Start of Provided material
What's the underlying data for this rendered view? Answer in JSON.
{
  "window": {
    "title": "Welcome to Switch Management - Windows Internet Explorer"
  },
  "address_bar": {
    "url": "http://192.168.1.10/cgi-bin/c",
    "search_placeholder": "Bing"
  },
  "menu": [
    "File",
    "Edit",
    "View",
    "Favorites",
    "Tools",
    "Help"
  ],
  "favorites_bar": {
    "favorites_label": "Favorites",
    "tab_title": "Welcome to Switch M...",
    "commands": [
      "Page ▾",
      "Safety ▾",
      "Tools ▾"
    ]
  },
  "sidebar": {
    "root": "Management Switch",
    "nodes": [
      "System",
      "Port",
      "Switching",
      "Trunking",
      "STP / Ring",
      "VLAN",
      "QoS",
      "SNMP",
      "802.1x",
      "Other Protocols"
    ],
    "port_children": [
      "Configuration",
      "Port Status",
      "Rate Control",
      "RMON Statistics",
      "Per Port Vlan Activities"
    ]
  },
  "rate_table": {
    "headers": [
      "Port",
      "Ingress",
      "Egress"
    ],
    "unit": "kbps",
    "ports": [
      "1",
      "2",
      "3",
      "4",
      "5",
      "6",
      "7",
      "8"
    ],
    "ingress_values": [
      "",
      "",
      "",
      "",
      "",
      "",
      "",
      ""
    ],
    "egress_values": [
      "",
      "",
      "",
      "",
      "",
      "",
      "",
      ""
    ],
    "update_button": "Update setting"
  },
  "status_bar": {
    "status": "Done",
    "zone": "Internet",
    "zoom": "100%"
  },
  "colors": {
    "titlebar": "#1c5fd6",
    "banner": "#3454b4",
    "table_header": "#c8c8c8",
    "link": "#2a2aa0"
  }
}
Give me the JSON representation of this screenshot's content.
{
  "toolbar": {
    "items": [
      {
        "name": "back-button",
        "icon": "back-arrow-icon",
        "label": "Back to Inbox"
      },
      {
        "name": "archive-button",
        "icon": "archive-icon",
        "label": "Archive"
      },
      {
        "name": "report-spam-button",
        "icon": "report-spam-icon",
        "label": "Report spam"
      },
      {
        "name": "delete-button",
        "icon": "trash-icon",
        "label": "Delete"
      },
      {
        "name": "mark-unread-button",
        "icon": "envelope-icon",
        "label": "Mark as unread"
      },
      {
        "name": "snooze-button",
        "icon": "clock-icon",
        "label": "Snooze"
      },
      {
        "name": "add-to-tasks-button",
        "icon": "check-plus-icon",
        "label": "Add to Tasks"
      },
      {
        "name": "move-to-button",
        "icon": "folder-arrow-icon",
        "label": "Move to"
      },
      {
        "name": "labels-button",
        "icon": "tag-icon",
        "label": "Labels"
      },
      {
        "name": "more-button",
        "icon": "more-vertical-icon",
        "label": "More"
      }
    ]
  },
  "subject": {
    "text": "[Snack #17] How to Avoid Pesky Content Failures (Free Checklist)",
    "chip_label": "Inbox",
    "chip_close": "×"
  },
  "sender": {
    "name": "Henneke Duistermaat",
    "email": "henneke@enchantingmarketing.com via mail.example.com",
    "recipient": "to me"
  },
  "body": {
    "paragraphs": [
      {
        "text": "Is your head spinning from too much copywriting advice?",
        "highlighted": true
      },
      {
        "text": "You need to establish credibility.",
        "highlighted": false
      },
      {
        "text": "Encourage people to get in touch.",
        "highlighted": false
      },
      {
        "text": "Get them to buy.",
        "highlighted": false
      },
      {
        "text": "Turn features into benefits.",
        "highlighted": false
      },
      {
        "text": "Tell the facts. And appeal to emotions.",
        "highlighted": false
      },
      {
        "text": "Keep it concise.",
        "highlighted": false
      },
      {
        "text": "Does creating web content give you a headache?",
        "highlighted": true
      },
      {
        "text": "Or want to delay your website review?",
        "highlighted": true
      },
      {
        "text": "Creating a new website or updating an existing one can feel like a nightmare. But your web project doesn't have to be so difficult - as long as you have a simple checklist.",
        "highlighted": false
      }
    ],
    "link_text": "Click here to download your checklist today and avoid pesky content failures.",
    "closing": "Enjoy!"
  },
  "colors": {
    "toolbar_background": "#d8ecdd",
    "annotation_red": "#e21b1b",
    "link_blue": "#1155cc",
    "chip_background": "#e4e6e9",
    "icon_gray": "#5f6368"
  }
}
End of Provided material
Goal of the exercise:
Retype every entry word for word.

Written reply:
What's the underlying data for this rendered view? Answer in JSON.
{
  "window": {
    "title": "Welcome to Switch Management - Windows Internet Explorer"
  },
  "address_bar": {
    "url": "http://192.168.1.10/cgi-bin/c",
    "search_placeholder": "Bing"
  },
  "menu": [
    "File",
    "Edit",
    "View",
    "Favorites",
    "Tools",
    "Help"
  ],
  "favorites_bar": {
    "favorites_label": "Favorites",
    "tab_title": "Welcome to Switch M...",
    "commands": [
      "Page ▾",
      "Safety ▾",
      "Tools ▾"
    ]
  },
  "sidebar": {
    "root": "Management Switch",
    "nodes": [
      "System",
      "Port",
      "Switching",
      "Trunking",
      "STP / Ring",
      "VLAN",
      "QoS",
      "SNMP",
      "802.1x",
      "Other Protocols"
    ],
    "port_children": [
      "Configuration",
      "Port Status",
      "Rate Control",
      "RMON Statistics",
      "Per Port Vlan Activities"
    ]
  },
  "rate_table": {
    "headers": [
      "Port",
      "Ingress",
      "Egress"
    ],
    "unit": "kbps",
    "ports": [
      "1",
      "2",
      "3",
      "4",
      "5",
      "6",
      "7",
      "8"
    ],
    "ingress_values": [
      "",
      "",
      "",
      "",
      "",
      "",
      "",
      ""
    ],
    "egress_values": [
      "",
      "",
      "",
      "",
      "",
      "",
      "",
      ""
    ],
    "update_button": "Update setting"
  },
  "status_bar": {
    "status": "Done",
    "zone": "Internet",
    "zoom": "100%"
  },
  "colors": {
    "titlebar": "#1c5fd6",
    "banner": "#3454b4",
    "table_header": "#c8c8c8",
    "link": "#2a2aa0"
  }
}
Give me the JSON representation of this screenshot's content.
{
  "toolbar": {
    "items": [
      {
        "name": "back-button",
        "icon": "back-arrow-icon",
        "label": "Back to Inbox"
      },
      {
        "name": "archive-button",
        "icon": "archive-icon",
        "label": "Archive"
      },
      {
        "name": "report-spam-button",
        "icon": "report-spam-icon",
        "label": "Report spam"
      },
      {
        "name": "delete-button",
        "icon": "trash-icon",
        "label": "Delete"
      },
      {
        "name": "mark-unread-button",
        "icon": "envelope-icon",
        "label": "Mark as unread"
      },
      {
        "name": "snooze-button",
        "icon": "clock-icon",
        "label": "Snooze"
      },
      {
        "name": "add-to-tasks-button",
        "icon": "check-plus-icon",
        "label": "Add to Tasks"
      },
      {
        "name": "move-to-button",
        "icon": "folder-arrow-icon",
        "label": "Move to"
      },
      {
        "name": "labels-button",
        "icon": "tag-icon",
        "label": "Labels"
      },
      {
        "name": "more-button",
        "icon": "more-vertical-icon",
        "label": "More"
      }
    ]
  },
  "subject": {
    "text": "[Snack #17] How to Avoid Pesky Content Failures (Free Checklist)",
    "chip_label": "Inbox",
    "chip_close": "×"
  },
  "sender": {
    "name": "Henneke Duistermaat",
    "email": "henneke@enchantingmarketing.com via mail.example.com",
    "recipient": "to me"
  },
  "body": {
    "paragraphs": [
      {
        "text": "Is your head spinning from too much copywriting advice?",
        "highlighted": true
      },
      {
        "text": "You need to establish credibility.",
        "highlighted": false
      },
      {
        "text": "Encourage people to get in touch.",
        "highlighted": false
      },
      {
        "text": "Get them to buy.",
        "highlighted": false
      },
      {
        "text": "Turn features into benefits.",
        "highlighted": false
      },
      {
        "text": "Tell the facts. And appeal to emotions.",
        "highlighted": false
      },
      {
        "text": "Keep it concise.",
        "highlighted": false
      },
      {
        "text": "Does creating web content give you a headache?",
        "highlighted": true
      },
      {
        "text": "Or want to delay your website review?",
        "highlighted": true
      },
      {
        "text": "Creating a new website or updating an existing one can feel like a nightmare. But your web project doesn't have to be so difficult - as long as you have a simple checklist.",
        "highlighted": false
      }
    ],
    "link_text": "Click here to download your checklist today and avoid pesky content failures.",
    "closing": "Enjoy!"
  },
  "colors": {
    "toolbar_background": "#d8ecdd",
    "annotation_red": "#e21b1b",
    "link_blue": "#1155cc",
    "chip_background": "#e4e6e9",
    "icon_gray": "#5f6368"
  }
}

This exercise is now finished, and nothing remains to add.